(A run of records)
[Start]
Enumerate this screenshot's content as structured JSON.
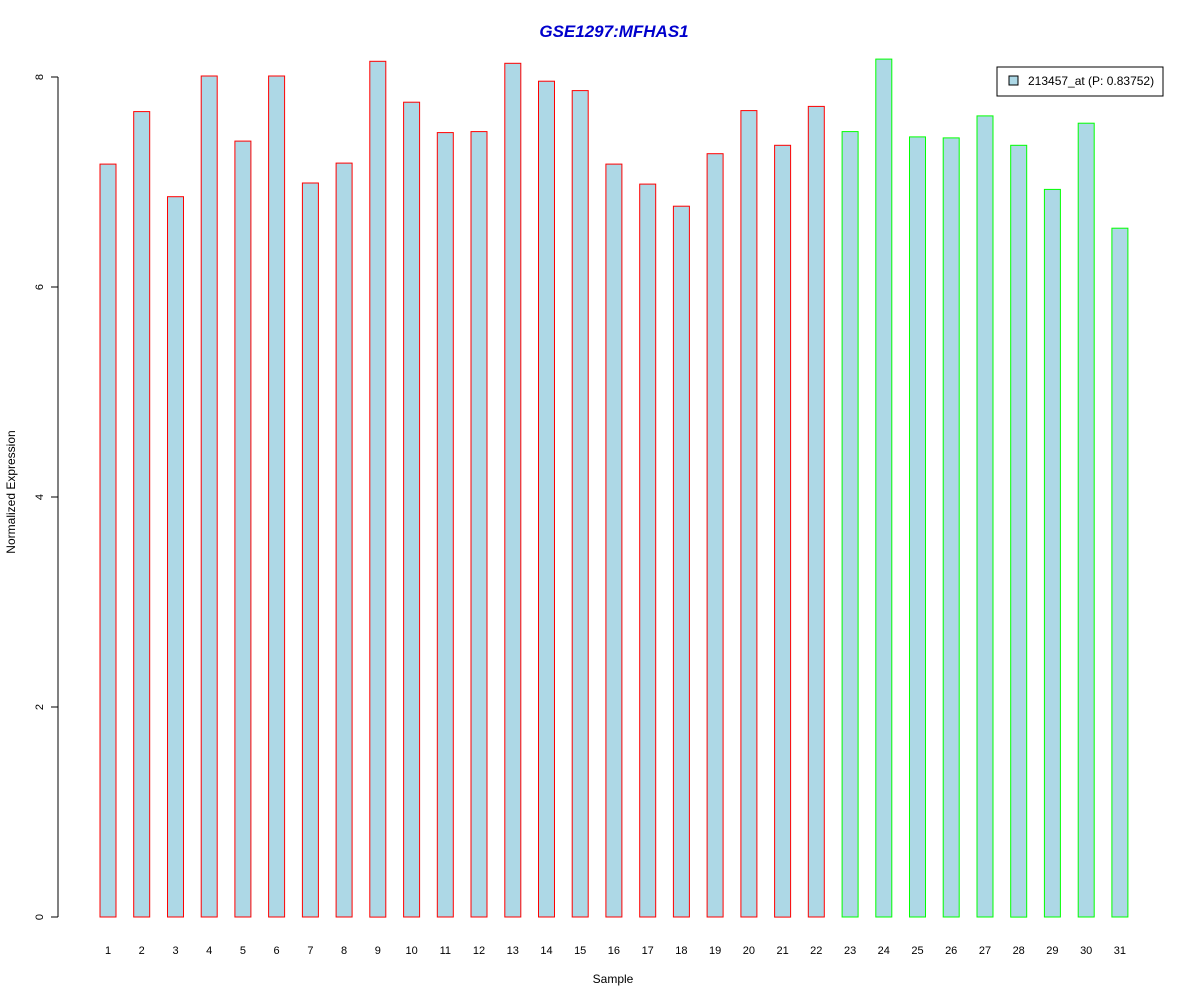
{
  "chart_data": {
    "type": "bar",
    "title": "GSE1297:MFHAS1",
    "xlabel": "Sample",
    "ylabel": "Normalized Expression",
    "ylim": [
      0,
      8.2
    ],
    "yticks": [
      "0",
      "2",
      "4",
      "6",
      "8"
    ],
    "categories": [
      "1",
      "2",
      "3",
      "4",
      "5",
      "6",
      "7",
      "8",
      "9",
      "10",
      "11",
      "12",
      "13",
      "14",
      "15",
      "16",
      "17",
      "18",
      "19",
      "20",
      "21",
      "22",
      "23",
      "24",
      "25",
      "26",
      "27",
      "28",
      "29",
      "30",
      "31"
    ],
    "values": [
      7.17,
      7.67,
      6.86,
      8.01,
      7.39,
      8.01,
      6.99,
      7.18,
      8.15,
      7.76,
      7.47,
      7.48,
      8.13,
      7.96,
      7.87,
      7.17,
      6.98,
      6.77,
      7.27,
      7.68,
      7.35,
      7.72,
      7.48,
      8.17,
      7.43,
      7.42,
      7.63,
      7.35,
      6.93,
      7.56,
      6.56
    ],
    "group_of_bar": [
      "red",
      "red",
      "red",
      "red",
      "red",
      "red",
      "red",
      "red",
      "red",
      "red",
      "red",
      "red",
      "red",
      "red",
      "red",
      "red",
      "red",
      "red",
      "red",
      "red",
      "red",
      "red",
      "green",
      "green",
      "green",
      "green",
      "green",
      "green",
      "green",
      "green",
      "green"
    ],
    "series": [
      {
        "name": "213457_at (P: 0.83752)",
        "values_ref": "values"
      }
    ],
    "legend_position": "top-right",
    "grid": false,
    "colors": {
      "bar_fill": "#add8e6",
      "group_red_border": "#ff0000",
      "group_green_border": "#00ff00",
      "title": "#0000cc",
      "axis": "#000000"
    }
  }
}
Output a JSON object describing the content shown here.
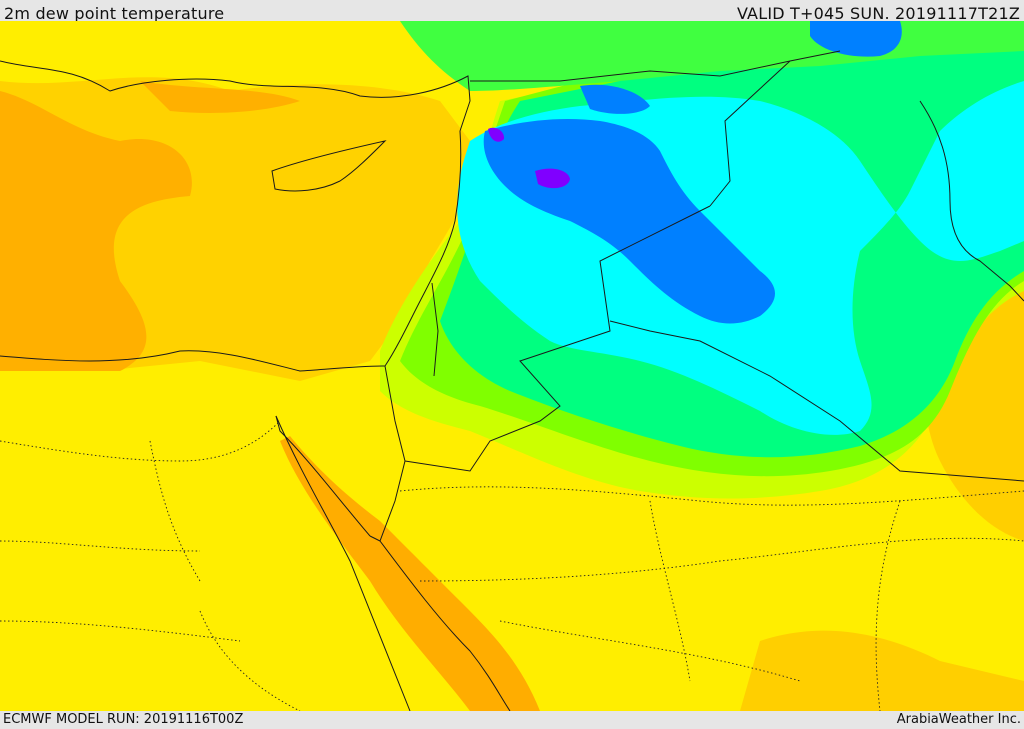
{
  "header": {
    "title": "2m dew point temperature",
    "valid": "VALID T+045 SUN. 20191117T21Z"
  },
  "footer": {
    "model_run": "ECMWF MODEL RUN: 20191116T00Z",
    "credit": "ArabiaWeather Inc."
  },
  "palette": {
    "orange": "#ffad00",
    "light_orange": "#ffd000",
    "yellow": "#ffff00",
    "yellow_green": "#ccff00",
    "light_green": "#80ff00",
    "green": "#00ff80",
    "cyan": "#00ffff",
    "blue": "#0080ff",
    "violet": "#8000ff"
  }
}
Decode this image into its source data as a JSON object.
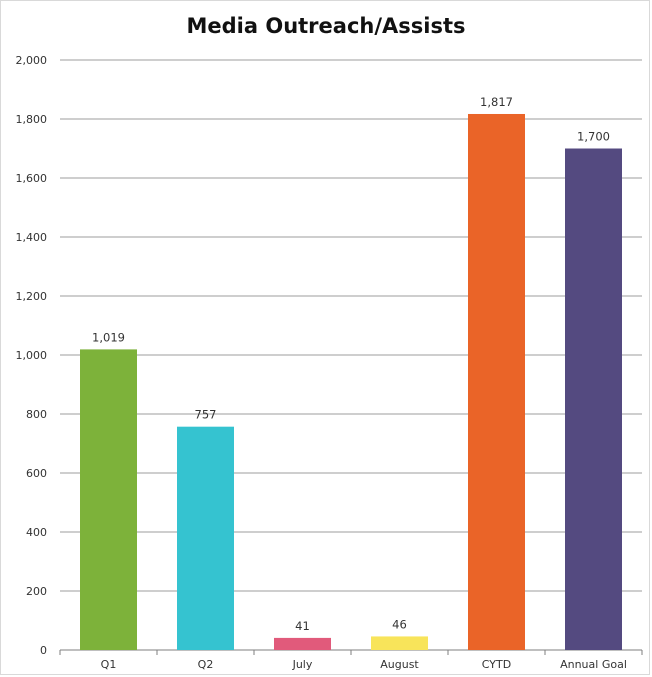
{
  "chart_data": {
    "type": "bar",
    "title": "Media Outreach/Assists",
    "xlabel": "",
    "ylabel": "",
    "categories": [
      "Q1",
      "Q2",
      "July",
      "August",
      "CYTD",
      "Annual Goal"
    ],
    "values": [
      1019,
      757,
      41,
      46,
      1817,
      1700
    ],
    "data_labels": [
      "1,019",
      "757",
      "41",
      "46",
      "1,817",
      "1,700"
    ],
    "colors": [
      "#7db23a",
      "#35c3d0",
      "#e15a7b",
      "#f8e45a",
      "#ea6428",
      "#544a80"
    ],
    "ylim": [
      0,
      2000
    ],
    "yticks": [
      0,
      200,
      400,
      600,
      800,
      1000,
      1200,
      1400,
      1600,
      1800,
      2000
    ],
    "ytick_labels": [
      "0",
      "200",
      "400",
      "600",
      "800",
      "1,000",
      "1,200",
      "1,400",
      "1,600",
      "1,800",
      "2,000"
    ],
    "grid": true,
    "legend": "none"
  }
}
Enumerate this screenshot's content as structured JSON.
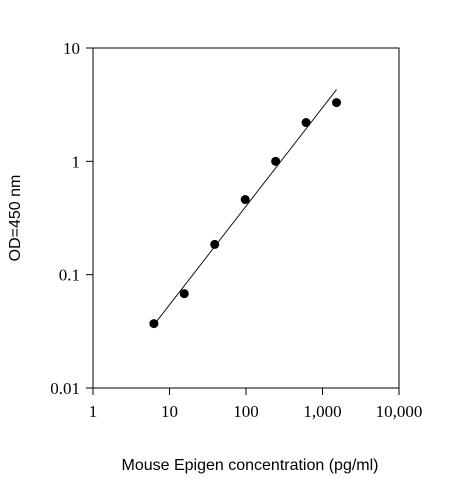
{
  "chart_data": {
    "type": "scatter",
    "xlabel": "Mouse Epigen concentration (pg/ml)",
    "ylabel": "OD=450 nm",
    "xscale": "log",
    "yscale": "log",
    "xlim": [
      1,
      10000
    ],
    "ylim": [
      0.01,
      10
    ],
    "x_ticks": [
      1,
      10,
      100,
      1000,
      10000
    ],
    "x_tick_labels": [
      "1",
      "10",
      "100",
      "1,000",
      "10,000"
    ],
    "y_ticks": [
      0.01,
      0.1,
      1,
      10
    ],
    "y_tick_labels": [
      "0.01",
      "0.1",
      "1",
      "10"
    ],
    "grid": false,
    "points": [
      {
        "x": 6.25,
        "y": 0.037
      },
      {
        "x": 15.6,
        "y": 0.068
      },
      {
        "x": 39,
        "y": 0.185
      },
      {
        "x": 97.6,
        "y": 0.46
      },
      {
        "x": 244,
        "y": 1.0
      },
      {
        "x": 610,
        "y": 2.2
      },
      {
        "x": 1525,
        "y": 3.3
      }
    ],
    "fit_line": [
      {
        "x": 6.25,
        "y": 0.036
      },
      {
        "x": 1525,
        "y": 4.3
      }
    ],
    "colors": {
      "points": "#000000",
      "line": "#000000",
      "axes": "#000000"
    }
  }
}
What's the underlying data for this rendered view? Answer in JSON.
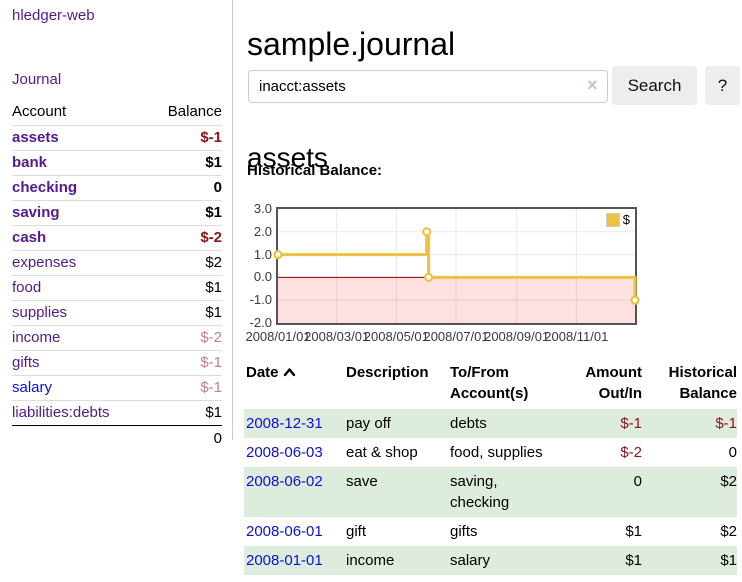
{
  "colors": {
    "purple_link": "#551a8b",
    "blue_link": "#0f0fd6",
    "negative_strong": "#8b1515",
    "negative_faded": "#c08282",
    "stripe_green": "#ddecdc",
    "series_gold": "#edc240",
    "zero_line_red": "#8b0000",
    "negative_region_pink": "rgba(255,0,0,0.12)",
    "plot_border": "#545454"
  },
  "sidebar": {
    "brand": "hledger-web",
    "journal_link": "Journal",
    "accounts": {
      "header_account": "Account",
      "header_balance": "Balance",
      "rows": [
        {
          "name": "assets",
          "balance": "$-1",
          "level": 1,
          "bold": true,
          "name_color": "purple",
          "balance_color": "neg-strong"
        },
        {
          "name": "bank",
          "balance": "$1",
          "level": 2,
          "bold": true,
          "name_color": "purple",
          "balance_color": "normal"
        },
        {
          "name": "checking",
          "balance": "0",
          "level": 3,
          "bold": true,
          "name_color": "purple",
          "balance_color": "normal"
        },
        {
          "name": "saving",
          "balance": "$1",
          "level": 3,
          "bold": true,
          "name_color": "purple",
          "balance_color": "normal"
        },
        {
          "name": "cash",
          "balance": "$-2",
          "level": 2,
          "bold": true,
          "name_color": "purple",
          "balance_color": "neg-strong"
        },
        {
          "name": "expenses",
          "balance": "$2",
          "level": 1,
          "bold": false,
          "name_color": "purple",
          "balance_color": "normal"
        },
        {
          "name": "food",
          "balance": "$1",
          "level": 2,
          "bold": false,
          "name_color": "purple",
          "balance_color": "normal"
        },
        {
          "name": "supplies",
          "balance": "$1",
          "level": 2,
          "bold": false,
          "name_color": "purple",
          "balance_color": "normal"
        },
        {
          "name": "income",
          "balance": "$-2",
          "level": 1,
          "bold": false,
          "name_color": "purple",
          "balance_color": "neg-faded"
        },
        {
          "name": "gifts",
          "balance": "$-1",
          "level": 2,
          "bold": false,
          "name_color": "purple",
          "balance_color": "neg-faded"
        },
        {
          "name": "salary",
          "balance": "$-1",
          "level": 2,
          "bold": false,
          "name_color": "blue",
          "balance_color": "neg-faded"
        },
        {
          "name": "liabilities:debts",
          "balance": "$1",
          "level": 1,
          "bold": false,
          "name_color": "purple",
          "balance_color": "normal"
        }
      ],
      "total": "0"
    }
  },
  "main": {
    "title": "sample.journal",
    "search": {
      "value": "inacct:assets",
      "clear_icon": "×",
      "search_button": "Search",
      "help_button": "?"
    },
    "account_title": "assets",
    "chart_heading": "Historical Balance:"
  },
  "chart_data": {
    "type": "line",
    "step": true,
    "title": "Historical Balance",
    "xlabel": "",
    "ylabel": "",
    "ylim": [
      -2,
      3
    ],
    "x_start": "2008-01-01",
    "x_end": "2008-12-31",
    "yticks": [
      3.0,
      2.0,
      1.0,
      0.0,
      -1.0,
      -2.0
    ],
    "ytick_labels": [
      "3.0",
      "2.0",
      "1.0",
      "0.0",
      "-1.0",
      "-2.0"
    ],
    "xticks": [
      {
        "date": "2008-01-01",
        "label": "2008/01/01"
      },
      {
        "date": "2008-03-01",
        "label": "2008/03/01"
      },
      {
        "date": "2008-05-01",
        "label": "2008/05/01"
      },
      {
        "date": "2008-07-01",
        "label": "2008/07/01"
      },
      {
        "date": "2008-09-01",
        "label": "2008/09/01"
      },
      {
        "date": "2008-11-01",
        "label": "2008/11/01"
      }
    ],
    "legend": {
      "label": "$",
      "position": "top-right"
    },
    "grid": true,
    "series": [
      {
        "name": "$",
        "color": "#edc240",
        "points": [
          {
            "date": "2008-01-01",
            "value": 1
          },
          {
            "date": "2008-06-01",
            "value": 2
          },
          {
            "date": "2008-06-03",
            "value": 0
          },
          {
            "date": "2008-12-31",
            "value": -1
          }
        ]
      }
    ],
    "negative_region": {
      "from": 0,
      "to": -2
    },
    "zero_line": true
  },
  "register": {
    "headers": {
      "date": "Date",
      "description": "Description",
      "account": "To/From Account(s)",
      "amount": "Amount Out/In",
      "balance": "Historical Balance"
    },
    "rows": [
      {
        "date": "2008-12-31",
        "description": "pay off",
        "account": "debts",
        "amount": "$-1",
        "balance": "$-1"
      },
      {
        "date": "2008-06-03",
        "description": "eat & shop",
        "account": "food, supplies",
        "amount": "$-2",
        "balance": "0"
      },
      {
        "date": "2008-06-02",
        "description": "save",
        "account": "saving, checking",
        "amount": "0",
        "balance": "$2"
      },
      {
        "date": "2008-06-01",
        "description": "gift",
        "account": "gifts",
        "amount": "$1",
        "balance": "$2"
      },
      {
        "date": "2008-01-01",
        "description": "income",
        "account": "salary",
        "amount": "$1",
        "balance": "$1"
      }
    ]
  }
}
[End]
## WORK INSTRUCTIONS
Copy the lines from the entries above in which the word "amount" appears.

## EXERCISE ANSWER
      "amount": "Amount Out/In",
        "amount": "$-1",
        "amount": "$-2",
        "amount": "0",
        "amount": "$1",
        "amount": "$1",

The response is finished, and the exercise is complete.